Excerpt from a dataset
[BEGIN]
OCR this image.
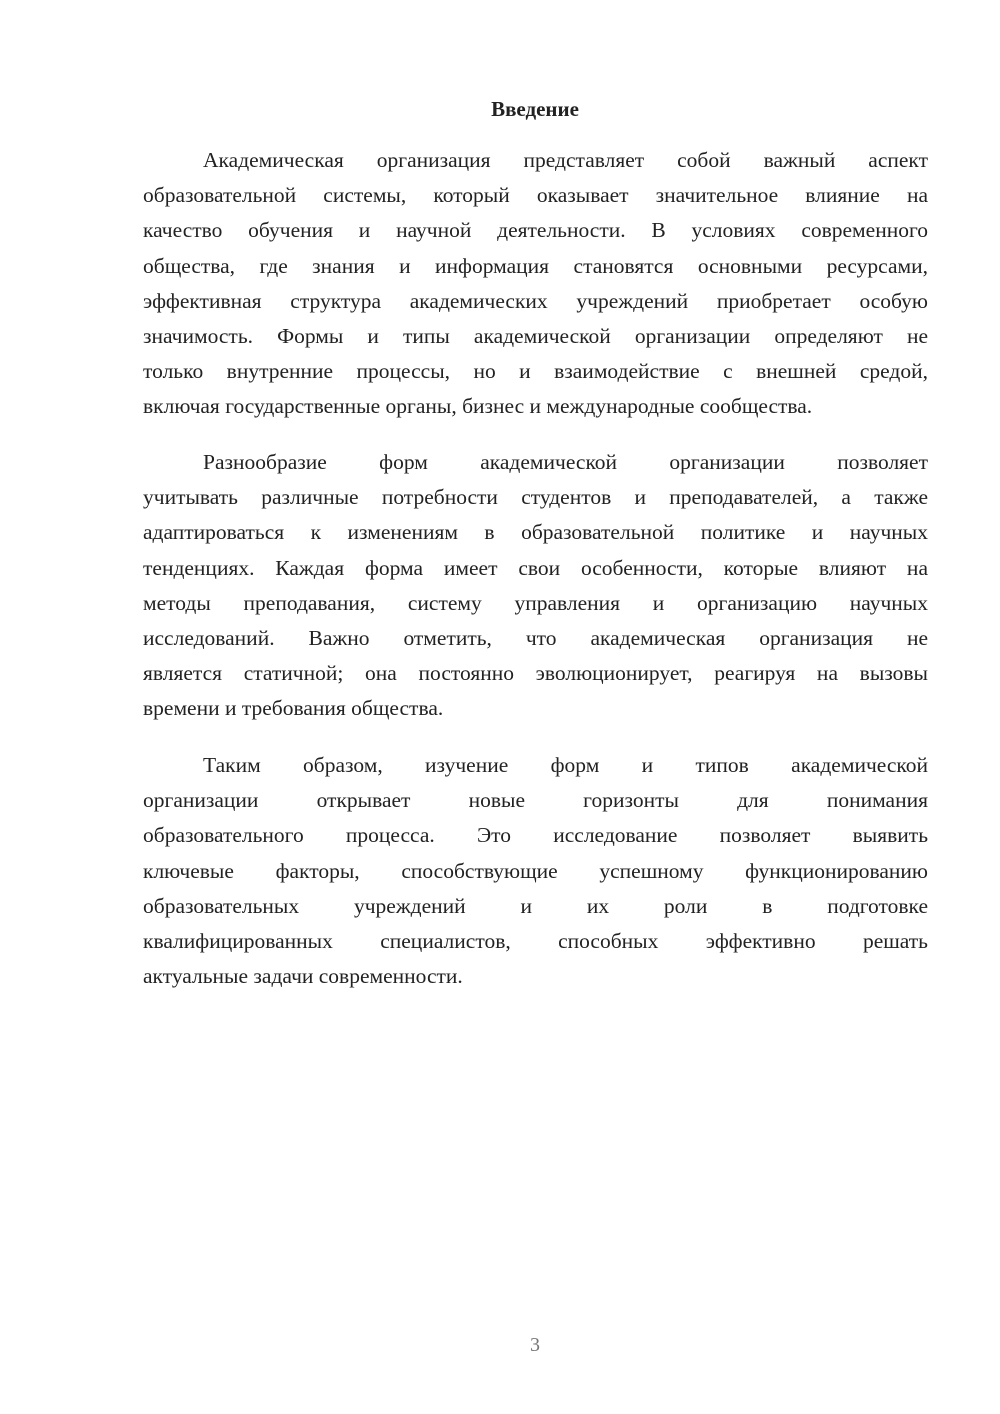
Введение
Академическая организация представляет собой важный аспект
образовательной системы, который оказывает значительное влияние на
качество обучения и научной деятельности. В условиях современного
общества, где знания и информация становятся основными ресурсами,
эффективная структура академических учреждений приобретает особую
значимость. Формы и типы академической организации определяют не
только внутренние процессы, но и взаимодействие с внешней средой,
включая государственные органы, бизнес и международные сообщества.
Разнообразие форм академической организации позволяет
учитывать различные потребности студентов и преподавателей, а также
адаптироваться к изменениям в образовательной политике и научных
тенденциях. Каждая форма имеет свои особенности, которые влияют на
методы преподавания, систему управления и организацию научных
исследований. Важно отметить, что академическая организация не
является статичной; она постоянно эволюционирует, реагируя на вызовы
времени и требования общества.
Таким образом, изучение форм и типов академической
организации открывает новые горизонты для понимания
образовательного процесса. Это исследование позволяет выявить
ключевые факторы, способствующие успешному функционированию
образовательных учреждений и их роли в подготовке
квалифицированных специалистов, способных эффективно решать
актуальные задачи современности.
3
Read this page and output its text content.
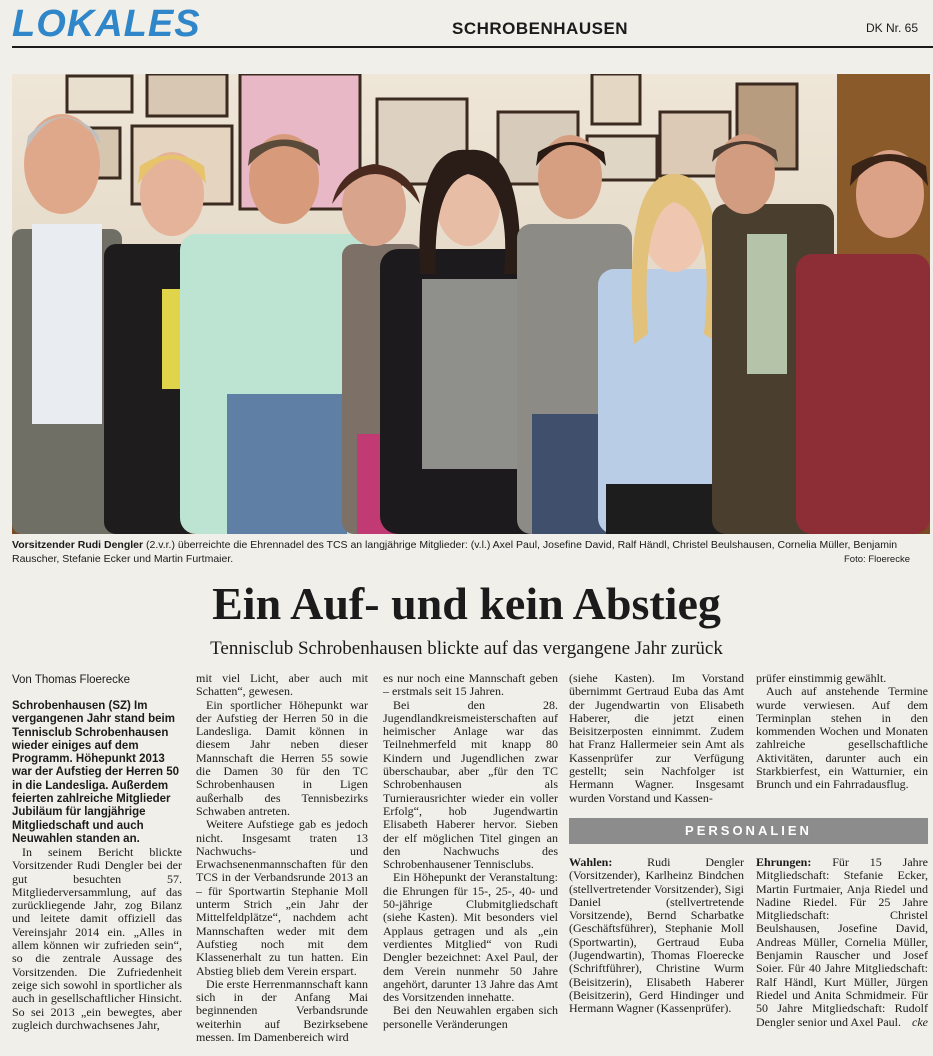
LOKALES	SCHROBENHAUSEN	DK Nr. 65
Vorsitzender Rudi Dengler (2.v.r.) überreichte die Ehrennadel des TCS an langjährige Mitglieder: (v.l.) Axel Paul, Josefine David, Ralf Händl, Christel Beulshausen, Cornelia Müller, Benjamin Rauscher, Stefanie Ecker und Martin Furtmaier.	Foto: Floerecke
Ein Auf- und kein Abstieg
Tennisclub Schrobenhausen blickte auf das vergangene Jahr zurück
Von Thomas Floerecke
Schrobenhausen (SZ) Im vergangenen Jahr stand beim Tennisclub Schrobenhausen wieder einiges auf dem Programm. Höhepunkt 2013 war der Aufstieg der Herren 50 in die Landesliga. Außerdem feierten zahlreiche Mitglieder Jubiläum für langjährige Mitgliedschaft und auch Neuwahlen standen an.

In seinem Bericht blickte Vorsitzender Rudi Dengler bei der gut besuchten 57. Mitgliederversammlung, auf das zurückliegende Jahr, zog Bilanz und leitete damit offiziell das Vereinsjahr 2014 ein. „Alles in allem können wir zufrieden sein“, so die zentrale Aussage des Vorsitzenden. Die Zufriedenheit zeige sich sowohl in sportlicher als auch in gesellschaftlicher Hinsicht. So sei 2013 „ein bewegtes, aber zugleich durchwachsenes Jahr,

mit viel Licht, aber auch mit Schatten“, gewesen.

Ein sportlicher Höhepunkt war der Aufstieg der Herren 50 in die Landesliga. Damit können in diesem Jahr neben dieser Mannschaft die Herren 55 sowie die Damen 30 für den TC Schrobenhausen in Ligen außerhalb des Tennisbezirks Schwaben antreten.

Weitere Aufstiege gab es jedoch nicht. Insgesamt traten 13 Nachwuchs- und Erwachsenenmannschaften für den TCS in der Verbandsrunde 2013 an – für Sportwartin Stephanie Moll unterm Strich „ein Jahr der Mittelfeldplätze“, nachdem acht Mannschaften weder mit dem Aufstieg noch mit dem Klassenerhalt zu tun hatten. Ein Abstieg blieb dem Verein erspart.

Die erste Herrenmannschaft kann sich in der Anfang Mai beginnenden Verbandsrunde weiterhin auf Bezirksebene messen. Im Damenbereich wird

es nur noch eine Mannschaft geben – erstmals seit 15 Jahren.

Bei den 28. Jugendlandkreismeisterschaften auf heimischer Anlage war das Teilnehmerfeld mit knapp 80 Kindern und Jugendlichen zwar überschaubar, aber „für den TC Schrobenhausen als Turnierausrichter wieder ein voller Erfolg“, hob Jugendwartin Elisabeth Haberer hervor. Sieben der elf möglichen Titel gingen an den Nachwuchs des Schrobenhausener Tennisclubs.

Ein Höhepunkt der Veranstaltung: die Ehrungen für 15-, 25-, 40- und 50-jährige Clubmitgliedschaft (siehe Kasten). Mit besonders viel Applaus getragen und als „ein verdientes Mitglied“ von Rudi Dengler bezeichnet: Axel Paul, der dem Verein nunmehr 50 Jahre angehört, darunter 13 Jahre das Amt des Vorsitzenden innehatte.

Bei den Neuwahlen ergaben sich personelle Veränderungen

(siehe Kasten). Im Vorstand übernimmt Gertraud Euba das Amt der Jugendwartin von Elisabeth Haberer, die jetzt einen Beisitzerposten einnimmt. Zudem hat Franz Hallermeier sein Amt als Kassenprüfer zur Verfügung gestellt; sein Nachfolger ist Hermann Wagner. Insgesamt wurden Vorstand und Kassen-

prüfer einstimmig gewählt.

Auch auf anstehende Termine wurde verwiesen. Auf dem Terminplan stehen in den kommenden Wochen und Monaten zahlreiche gesellschaftliche Aktivitäten, darunter auch ein Starkbierfest, ein Watturnier, ein Brunch und ein Fahrradausflug.

PERSONALIEN

Wahlen: Rudi Dengler (Vorsitzender), Karlheinz Bindchen (stellvertretender Vorsitzender), Sigi Daniel (stellvertretende Vorsitzende), Bernd Scharbatke (Geschäftsführer), Stephanie Moll (Sportwartin), Gertraud Euba (Jugendwartin), Thomas Floerecke (Schriftführer), Christine Wurm (Beisitzerin), Elisabeth Haberer (Beisitzerin), Gerd Hindinger und Hermann Wagner (Kassenprüfer).

Ehrungen: Für 15 Jahre Mitgliedschaft: Stefanie Ecker, Martin Furtmaier, Anja Riedel und Nadine Riedel. Für 25 Jahre Mitgliedschaft: Christel Beulshausen, Josefine David, Andreas Müller, Cornelia Müller, Benjamin Rauscher und Josef Soier. Für 40 Jahre Mitgliedschaft: Ralf Händl, Kurt Müller, Jürgen Riedel und Anita Schmidmeir. Für 50 Jahre Mitgliedschaft: Rudolf Dengler senior und Axel Paul. cke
[END]
The records above should be reproduced exactly, with no pictures included.

OCR this image.
Введение
Академическая организация представляет собой важный аспект
образовательной системы, который оказывает значительное влияние на
качество обучения и научной деятельности. В условиях современного
общества, где знания и информация становятся основными ресурсами,
эффективная структура академических учреждений приобретает особую
значимость. Формы и типы академической организации определяют не
только внутренние процессы, но и взаимодействие с внешней средой,
включая государственные органы, бизнес и международные сообщества.
Разнообразие форм академической организации позволяет
учитывать различные потребности студентов и преподавателей, а также
адаптироваться к изменениям в образовательной политике и научных
тенденциях. Каждая форма имеет свои особенности, которые влияют на
методы преподавания, систему управления и организацию научных
исследований. Важно отметить, что академическая организация не
является статичной; она постоянно эволюционирует, реагируя на вызовы
времени и требования общества.
Таким образом, изучение форм и типов академической
организации открывает новые горизонты для понимания
образовательного процесса. Это исследование позволяет выявить
ключевые факторы, способствующие успешному функционированию
образовательных учреждений и их роли в подготовке
квалифицированных специалистов, способных эффективно решать
актуальные задачи современности.
3
Read this page and output its text content.
LOKALES	SCHROBENHAUSEN	DK Nr. 65
Vorsitzender Rudi Dengler (2.v.r.) überreichte die Ehrennadel des TCS an langjährige Mitglieder: (v.l.) Axel Paul, Josefine David, Ralf Händl, Christel Beulshausen, Cornelia Müller, Benjamin Rauscher, Stefanie Ecker und Martin Furtmaier.	Foto: Floerecke
Ein Auf- und kein Abstieg
Tennisclub Schrobenhausen blickte auf das vergangene Jahr zurück
Von Thomas Floerecke
Schrobenhausen (SZ) Im vergangenen Jahr stand beim Tennisclub Schrobenhausen wieder einiges auf dem Programm. Höhepunkt 2013 war der Aufstieg der Herren 50 in die Landesliga. Außerdem feierten zahlreiche Mitglieder Jubiläum für langjährige Mitgliedschaft und auch Neuwahlen standen an.

In seinem Bericht blickte Vorsitzender Rudi Dengler bei der gut besuchten 57. Mitgliederversammlung, auf das zurückliegende Jahr, zog Bilanz und leitete damit offiziell das Vereinsjahr 2014 ein. „Alles in allem können wir zufrieden sein“, so die zentrale Aussage des Vorsitzenden. Die Zufriedenheit zeige sich sowohl in sportlicher als auch in gesellschaftlicher Hinsicht. So sei 2013 „ein bewegtes, aber zugleich durchwachsenes Jahr,

mit viel Licht, aber auch mit Schatten“, gewesen.

Ein sportlicher Höhepunkt war der Aufstieg der Herren 50 in die Landesliga. Damit können in diesem Jahr neben dieser Mannschaft die Herren 55 sowie die Damen 30 für den TC Schrobenhausen in Ligen außerhalb des Tennisbezirks Schwaben antreten.

Weitere Aufstiege gab es jedoch nicht. Insgesamt traten 13 Nachwuchs- und Erwachsenenmannschaften für den TCS in der Verbandsrunde 2013 an – für Sportwartin Stephanie Moll unterm Strich „ein Jahr der Mittelfeldplätze“, nachdem acht Mannschaften weder mit dem Aufstieg noch mit dem Klassenerhalt zu tun hatten. Ein Abstieg blieb dem Verein erspart.

Die erste Herrenmannschaft kann sich in der Anfang Mai beginnenden Verbandsrunde weiterhin auf Bezirksebene messen. Im Damenbereich wird

es nur noch eine Mannschaft geben – erstmals seit 15 Jahren.

Bei den 28. Jugendlandkreismeisterschaften auf heimischer Anlage war das Teilnehmerfeld mit knapp 80 Kindern und Jugendlichen zwar überschaubar, aber „für den TC Schrobenhausen als Turnierausrichter wieder ein voller Erfolg“, hob Jugendwartin Elisabeth Haberer hervor. Sieben der elf möglichen Titel gingen an den Nachwuchs des Schrobenhausener Tennisclubs.

Ein Höhepunkt der Veranstaltung: die Ehrungen für 15-, 25-, 40- und 50-jährige Clubmitgliedschaft (siehe Kasten). Mit besonders viel Applaus getragen und als „ein verdientes Mitglied“ von Rudi Dengler bezeichnet: Axel Paul, der dem Verein nunmehr 50 Jahre angehört, darunter 13 Jahre das Amt des Vorsitzenden innehatte.

Bei den Neuwahlen ergaben sich personelle Veränderungen

(siehe Kasten). Im Vorstand übernimmt Gertraud Euba das Amt der Jugendwartin von Elisabeth Haberer, die jetzt einen Beisitzerposten einnimmt. Zudem hat Franz Hallermeier sein Amt als Kassenprüfer zur Verfügung gestellt; sein Nachfolger ist Hermann Wagner. Insgesamt wurden Vorstand und Kassen-

prüfer einstimmig gewählt.

Auch auf anstehende Termine wurde verwiesen. Auf dem Terminplan stehen in den kommenden Wochen und Monaten zahlreiche gesellschaftliche Aktivitäten, darunter auch ein Starkbierfest, ein Watturnier, ein Brunch und ein Fahrradausflug.

PERSONALIEN

Wahlen: Rudi Dengler (Vorsitzender), Karlheinz Bindchen (stellvertretender Vorsitzender), Sigi Daniel (stellvertretende Vorsitzende), Bernd Scharbatke (Geschäftsführer), Stephanie Moll (Sportwartin), Gertraud Euba (Jugendwartin), Thomas Floerecke (Schriftführer), Christine Wurm (Beisitzerin), Elisabeth Haberer (Beisitzerin), Gerd Hindinger und Hermann Wagner (Kassenprüfer).

Ehrungen: Für 15 Jahre Mitgliedschaft: Stefanie Ecker, Martin Furtmaier, Anja Riedel und Nadine Riedel. Für 25 Jahre Mitgliedschaft: Christel Beulshausen, Josefine David, Andreas Müller, Cornelia Müller, Benjamin Rauscher und Josef Soier. Für 40 Jahre Mitgliedschaft: Ralf Händl, Kurt Müller, Jürgen Riedel und Anita Schmidmeir. Für 50 Jahre Mitgliedschaft: Rudolf Dengler senior und Axel Paul. cke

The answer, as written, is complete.